Element box annotations:

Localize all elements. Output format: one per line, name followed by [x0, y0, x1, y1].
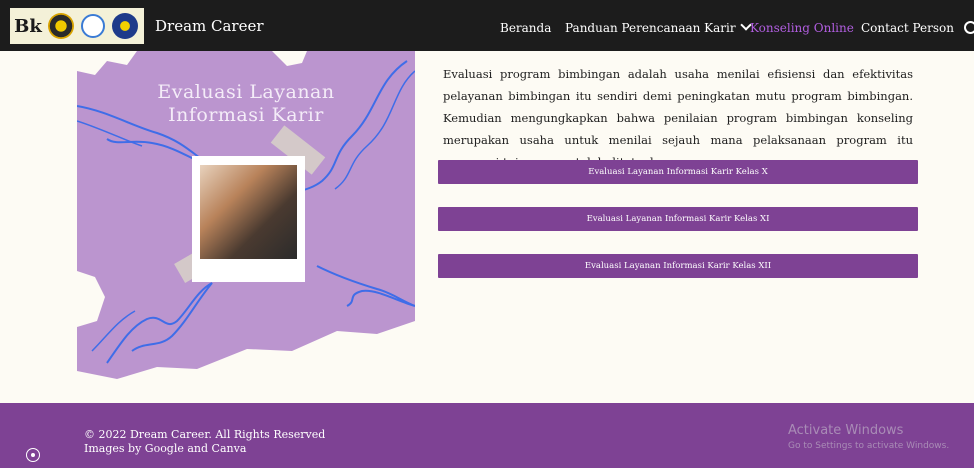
writing-photo	[200, 165, 297, 259]
polaroid-frame	[192, 156, 305, 282]
poster-title-line1: Evaluasi Layanan	[157, 81, 335, 103]
poster-image: Evaluasi Layanan Informasi Karir	[77, 51, 415, 386]
footer-copyright: © 2022 Dream Career. All Rights Reserved	[84, 428, 326, 441]
university-logo	[110, 11, 140, 41]
bk-logo-text: Bk	[14, 15, 42, 37]
footer: © 2022 Dream Career. All Rights Reserved…	[0, 403, 974, 468]
logo-group[interactable]: Bk	[10, 8, 144, 44]
search-icon[interactable]	[964, 21, 974, 34]
brand-name[interactable]: Dream Career	[155, 17, 264, 35]
windows-activation-subtitle: Go to Settings to activate Windows.	[788, 441, 950, 451]
nav-beranda[interactable]: Beranda	[500, 21, 551, 35]
evaluation-kelas-xii-button[interactable]: Evaluasi Layanan Informasi Karir Kelas X…	[438, 254, 918, 278]
nav-konseling-online[interactable]: Konseling Online	[750, 21, 854, 35]
footer-credits: Images by Google and Canva	[84, 442, 247, 455]
evaluation-kelas-x-button[interactable]: Evaluasi Layanan Informasi Karir Kelas X	[438, 160, 918, 184]
poster-title-line2: Informasi Karir	[168, 104, 324, 126]
nav-panduan-perencanaan-karir[interactable]: Panduan Perencanaan Karir	[565, 19, 752, 35]
navbar: Bk Dream Career Beranda Panduan Perencan…	[0, 0, 974, 51]
poster-title: Evaluasi Layanan Informasi Karir	[77, 81, 415, 127]
bk-logo: Bk	[12, 11, 44, 41]
counseling-logo	[78, 11, 108, 41]
emblem-logo	[46, 11, 76, 41]
evaluation-kelas-xi-button[interactable]: Evaluasi Layanan Informasi Karir Kelas X…	[438, 207, 918, 231]
windows-activation-title: Activate Windows	[788, 423, 904, 438]
info-icon[interactable]	[26, 448, 40, 462]
nav-contact-person[interactable]: Contact Person	[861, 21, 954, 35]
nav-panduan-label: Panduan Perencanaan Karir	[565, 21, 736, 35]
evaluation-description: Evaluasi program bimbingan adalah usaha …	[443, 67, 913, 169]
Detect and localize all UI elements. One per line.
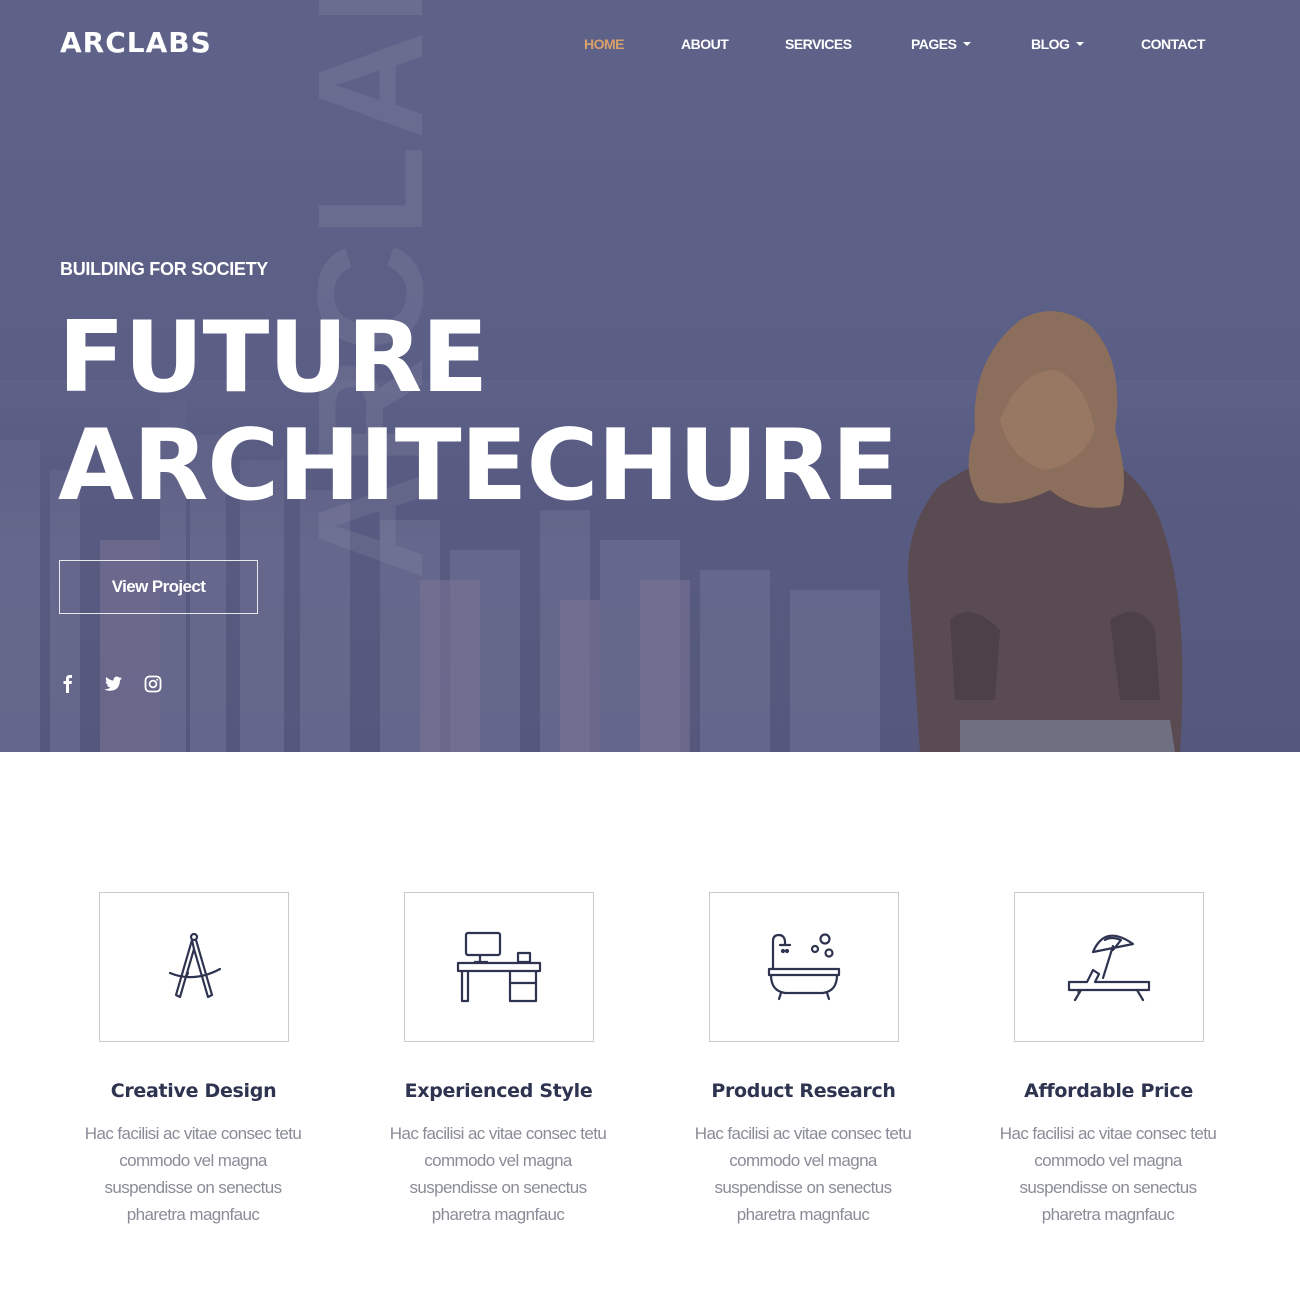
twitter-icon (104, 676, 122, 691)
nav-pages[interactable]: PAGES (911, 36, 972, 52)
compass-icon (168, 932, 222, 999)
feature-title: Affordable Price (1024, 1080, 1193, 1102)
view-project-button[interactable]: View Project (59, 560, 258, 614)
facebook-link[interactable] (62, 674, 103, 694)
chevron-down-icon (1076, 42, 1085, 46)
feature-icon-box (404, 892, 594, 1042)
bathtub-icon (767, 933, 841, 1001)
feature-icon-box (99, 892, 289, 1042)
chevron-down-icon (963, 42, 972, 46)
feature-icon-box (709, 892, 899, 1042)
feature-title: Creative Design (110, 1080, 277, 1102)
feature-description: Hac facilisi ac vitae consec tetu commod… (389, 1124, 607, 1224)
beach-lounger-icon (1067, 934, 1151, 1002)
feature-description: Hac facilisi ac vitae consec tetu commod… (694, 1124, 912, 1224)
feature-title: Experienced Style (404, 1080, 593, 1102)
social-links (62, 674, 185, 694)
instagram-icon (144, 675, 162, 693)
nav-blog-label: BLOG (1031, 36, 1070, 52)
hero-headline: FUTURE ARCHITECHURE (58, 301, 898, 523)
features-section: Creative Design Hac facilisi ac vitae co… (0, 752, 1300, 1300)
nav-home[interactable]: HOME (584, 36, 625, 52)
desk-computer-icon (456, 931, 542, 1003)
facebook-icon (63, 675, 72, 693)
hero-headline-line-2: ARCHITECHURE (58, 409, 898, 523)
nav-blog[interactable]: BLOG (1031, 36, 1085, 52)
main-navigation: HOME ABOUT SERVICES PAGES BLOG CONTACT (0, 36, 1300, 56)
nav-pages-label: PAGES (911, 36, 957, 52)
feature-description: Hac facilisi ac vitae consec tetu commod… (84, 1124, 302, 1224)
hero-headline-line-1: FUTURE (58, 301, 488, 415)
nav-contact[interactable]: CONTACT (1141, 36, 1205, 52)
feature-description: Hac facilisi ac vitae consec tetu commod… (999, 1124, 1217, 1224)
person-photo (908, 311, 1183, 752)
nav-services[interactable]: SERVICES (785, 36, 852, 52)
feature-icon-box (1014, 892, 1204, 1042)
hero-kicker: BUILDING FOR SOCIETY (60, 259, 269, 279)
hero-banner: ARCLABS ARCLABS HOME ABOUT SERVICES PAGE… (0, 0, 1300, 752)
feature-title: Product Research (711, 1080, 896, 1102)
nav-about[interactable]: ABOUT (681, 36, 729, 52)
twitter-link[interactable] (103, 674, 144, 694)
instagram-link[interactable] (144, 674, 185, 694)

[Directive] Extract each line of the entries above that contains the string "instagram".

[Response to this exercise]
instagram-icon (144, 675, 162, 693)
instagram-link[interactable] (144, 674, 185, 694)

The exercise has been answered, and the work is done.